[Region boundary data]
_ _ _

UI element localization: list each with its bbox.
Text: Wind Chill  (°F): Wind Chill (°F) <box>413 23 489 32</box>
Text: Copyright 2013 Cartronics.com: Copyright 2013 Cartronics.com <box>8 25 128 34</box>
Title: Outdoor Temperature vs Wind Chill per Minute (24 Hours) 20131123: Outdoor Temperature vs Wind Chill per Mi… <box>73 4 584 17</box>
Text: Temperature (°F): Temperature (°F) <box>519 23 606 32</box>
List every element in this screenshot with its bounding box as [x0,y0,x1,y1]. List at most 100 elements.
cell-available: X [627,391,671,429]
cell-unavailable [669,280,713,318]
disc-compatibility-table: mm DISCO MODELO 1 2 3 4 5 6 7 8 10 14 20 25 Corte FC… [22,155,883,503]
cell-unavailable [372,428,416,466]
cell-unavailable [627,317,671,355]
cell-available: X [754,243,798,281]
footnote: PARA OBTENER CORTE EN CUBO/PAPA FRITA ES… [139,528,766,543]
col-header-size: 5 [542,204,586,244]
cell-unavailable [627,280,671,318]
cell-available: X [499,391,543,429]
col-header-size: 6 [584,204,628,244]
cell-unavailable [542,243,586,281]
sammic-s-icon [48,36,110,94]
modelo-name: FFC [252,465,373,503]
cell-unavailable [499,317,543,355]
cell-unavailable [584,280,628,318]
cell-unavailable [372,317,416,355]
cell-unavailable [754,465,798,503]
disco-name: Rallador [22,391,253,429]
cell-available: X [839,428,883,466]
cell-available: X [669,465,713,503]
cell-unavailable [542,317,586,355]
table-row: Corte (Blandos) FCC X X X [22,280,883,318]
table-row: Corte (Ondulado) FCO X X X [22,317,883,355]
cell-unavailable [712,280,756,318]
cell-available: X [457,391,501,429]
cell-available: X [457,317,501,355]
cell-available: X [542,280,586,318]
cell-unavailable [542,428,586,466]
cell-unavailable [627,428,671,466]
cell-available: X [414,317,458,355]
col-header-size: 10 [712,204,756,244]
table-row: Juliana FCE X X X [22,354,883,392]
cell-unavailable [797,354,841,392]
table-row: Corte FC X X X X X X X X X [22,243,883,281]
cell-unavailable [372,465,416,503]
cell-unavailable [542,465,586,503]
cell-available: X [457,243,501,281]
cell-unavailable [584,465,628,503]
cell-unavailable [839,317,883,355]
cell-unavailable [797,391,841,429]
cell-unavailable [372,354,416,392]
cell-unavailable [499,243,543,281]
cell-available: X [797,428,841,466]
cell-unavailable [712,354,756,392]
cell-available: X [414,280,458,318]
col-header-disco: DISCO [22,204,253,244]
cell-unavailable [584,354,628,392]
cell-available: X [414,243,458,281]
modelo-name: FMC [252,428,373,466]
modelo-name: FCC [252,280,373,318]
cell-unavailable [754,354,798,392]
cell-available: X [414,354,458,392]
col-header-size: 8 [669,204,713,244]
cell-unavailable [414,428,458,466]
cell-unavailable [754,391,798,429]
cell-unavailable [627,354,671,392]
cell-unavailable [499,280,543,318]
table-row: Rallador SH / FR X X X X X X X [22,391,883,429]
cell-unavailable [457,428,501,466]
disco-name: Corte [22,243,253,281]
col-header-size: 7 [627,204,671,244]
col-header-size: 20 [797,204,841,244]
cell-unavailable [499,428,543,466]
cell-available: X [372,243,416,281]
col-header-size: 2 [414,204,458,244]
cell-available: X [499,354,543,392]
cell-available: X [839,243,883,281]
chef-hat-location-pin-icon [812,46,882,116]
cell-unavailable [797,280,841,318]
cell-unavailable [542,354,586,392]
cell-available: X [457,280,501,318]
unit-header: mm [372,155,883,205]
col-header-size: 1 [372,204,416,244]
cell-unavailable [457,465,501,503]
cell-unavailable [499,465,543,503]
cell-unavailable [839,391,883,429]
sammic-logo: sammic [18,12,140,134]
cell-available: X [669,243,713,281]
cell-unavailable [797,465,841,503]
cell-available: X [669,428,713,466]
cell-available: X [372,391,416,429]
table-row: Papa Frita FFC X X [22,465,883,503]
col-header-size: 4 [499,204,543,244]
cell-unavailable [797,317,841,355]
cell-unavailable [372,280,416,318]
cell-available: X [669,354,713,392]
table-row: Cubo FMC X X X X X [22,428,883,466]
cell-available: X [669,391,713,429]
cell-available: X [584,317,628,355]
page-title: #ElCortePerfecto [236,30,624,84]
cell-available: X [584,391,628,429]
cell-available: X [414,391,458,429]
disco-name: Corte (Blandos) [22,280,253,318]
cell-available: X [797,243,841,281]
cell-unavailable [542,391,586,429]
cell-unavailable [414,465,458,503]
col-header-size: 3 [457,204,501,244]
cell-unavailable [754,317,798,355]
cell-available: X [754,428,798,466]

_ _ _

→ The problem: Rewrite the rows above as a numbered list, omitting any blank lines.

→ Response for this exercise:
1. UI element localization: list each with its bbox.
2. Text: Wind Chill  (°F): Wind Chill (°F) <box>413 23 489 32</box>
3. Text: Copyright 2013 Cartronics.com: Copyright 2013 Cartronics.com <box>8 25 128 34</box>
4. Title: Outdoor Temperature vs Wind Chill per Minute (24 Hours) 20131123: Outdoor Temperature vs Wind Chill per Mi… <box>73 4 584 17</box>
5. Text: Temperature (°F): Temperature (°F) <box>519 23 606 32</box>
6. List every element in this screenshot with its bounding box as [x0,y0,x1,y1]. List at most 100 elements.
7. cell-available: X [627,391,671,429]
8. cell-unavailable [669,280,713,318]
9. disc-compatibility-table: mm DISCO MODELO 1 2 3 4 5 6 7 8 10 14 20 25 Corte FC… [22,155,883,503]
10. cell-unavailable [372,428,416,466]
11. cell-unavailable [627,317,671,355]
12. cell-available: X [754,243,798,281]
13. footnote: PARA OBTENER CORTE EN CUBO/PAPA FRITA ES… [139,528,766,543]
14. col-header-size: 5 [542,204,586,244]
15. cell-unavailable [627,280,671,318]
16. cell-available: X [499,391,543,429]
17. col-header-size: 6 [584,204,628,244]
18. cell-unavailable [542,243,586,281]
19. sammic-s-icon [48,36,110,94]
20. modelo-name: FFC [252,465,373,503]
21. cell-unavailable [499,317,543,355]
22. cell-unavailable [584,280,628,318]
23. cell-unavailable [372,317,416,355]
24. cell-unavailable [754,465,798,503]
25. disco-name: Rallador [22,391,253,429]
26. cell-available: X [839,428,883,466]
27. cell-available: X [669,465,713,503]
28. cell-unavailable [542,317,586,355]
29. table-row: Corte (Blandos) FCC X X X [22,280,883,318]
30. table-row: Corte (Ondulado) FCO X X X [22,317,883,355]
31. cell-unavailable [712,280,756,318]
32. cell-available: X [457,391,501,429]
33. cell-available: X [457,317,501,355]
34. cell-available: X [542,280,586,318]
35. cell-unavailable [542,428,586,466]
36. cell-unavailable [627,428,671,466]
37. cell-available: X [414,317,458,355]
38. col-header-size: 10 [712,204,756,244]
39. table-row: Juliana FCE X X X [22,354,883,392]
40. cell-unavailable [797,354,841,392]
41. table-row: Corte FC X X X X X X X X X [22,243,883,281]
42. cell-unavailable [372,465,416,503]
43. cell-unavailable [542,465,586,503]
44. cell-available: X [457,243,501,281]
45. cell-unavailable [584,465,628,503]
46. cell-unavailable [839,317,883,355]
47. cell-unavailable [797,391,841,429]
48. cell-unavailable [372,354,416,392]
49. cell-unavailable [499,243,543,281]
50. cell-available: X [797,428,841,466]
51. cell-unavailable [712,354,756,392]
52. cell-available: X [414,280,458,318]
53. col-header-disco: DISCO [22,204,253,244]
54. cell-unavailable [584,354,628,392]
55. cell-available: X [414,243,458,281]
56. modelo-name: FMC [252,428,373,466]
57. modelo-name: FCC [252,280,373,318]
58. cell-unavailable [754,354,798,392]
59. cell-available: X [414,354,458,392]
60. col-header-size: 8 [669,204,713,244]
61. cell-unavailable [414,428,458,466]
62. cell-unavailable [754,391,798,429]
63. cell-unavailable [627,354,671,392]
64. cell-unavailable [499,280,543,318]
65. table-row: Rallador SH / FR X X X X X X X [22,391,883,429]
66. cell-unavailable [457,428,501,466]
67. disco-name: Corte [22,243,253,281]
68. col-header-size: 7 [627,204,671,244]
69. col-header-size: 20 [797,204,841,244]
70. cell-unavailable [499,428,543,466]
71. cell-available: X [372,243,416,281]
72. col-header-size: 2 [414,204,458,244]
73. cell-available: X [499,354,543,392]
74. cell-available: X [839,243,883,281]
75. chef-hat-location-pin-icon [812,46,882,116]
76. cell-unavailable [797,280,841,318]
77. cell-unavailable [542,354,586,392]
78. cell-available: X [457,280,501,318]
79. unit-header: mm [372,155,883,205]
80. col-header-size: 1 [372,204,416,244]
81. cell-unavailable [457,465,501,503]
82. cell-unavailable [499,465,543,503]
83. cell-unavailable [839,391,883,429]
84. sammic-logo: sammic [18,12,140,134]
85. cell-available: X [669,243,713,281]
86. cell-unavailable [797,465,841,503]
87. cell-available: X [669,428,713,466]
88. cell-available: X [372,391,416,429]
89. table-row: Papa Frita FFC X X [22,465,883,503]
90. col-header-size: 4 [499,204,543,244]
91. cell-unavailable [797,317,841,355]
92. cell-unavailable [372,280,416,318]
93. cell-available: X [669,354,713,392]
94. table-row: Cubo FMC X X X X X [22,428,883,466]
95. cell-available: X [669,391,713,429]
96. cell-available: X [584,317,628,355]
97. page-title: #ElCortePerfecto [236,30,624,84]
98. cell-available: X [584,391,628,429]
99. cell-available: X [414,391,458,429]
100. disco-name: Corte (Blandos) [22,280,253,318]
101. cell-available: X [797,243,841,281]
102. cell-unavailable [542,391,586,429]
103. cell-unavailable [414,465,458,503]
104. col-header-size: 3 [457,204,501,244]
105. cell-unavailable [754,317,798,355]
106. cell-available: X [754,428,798,466]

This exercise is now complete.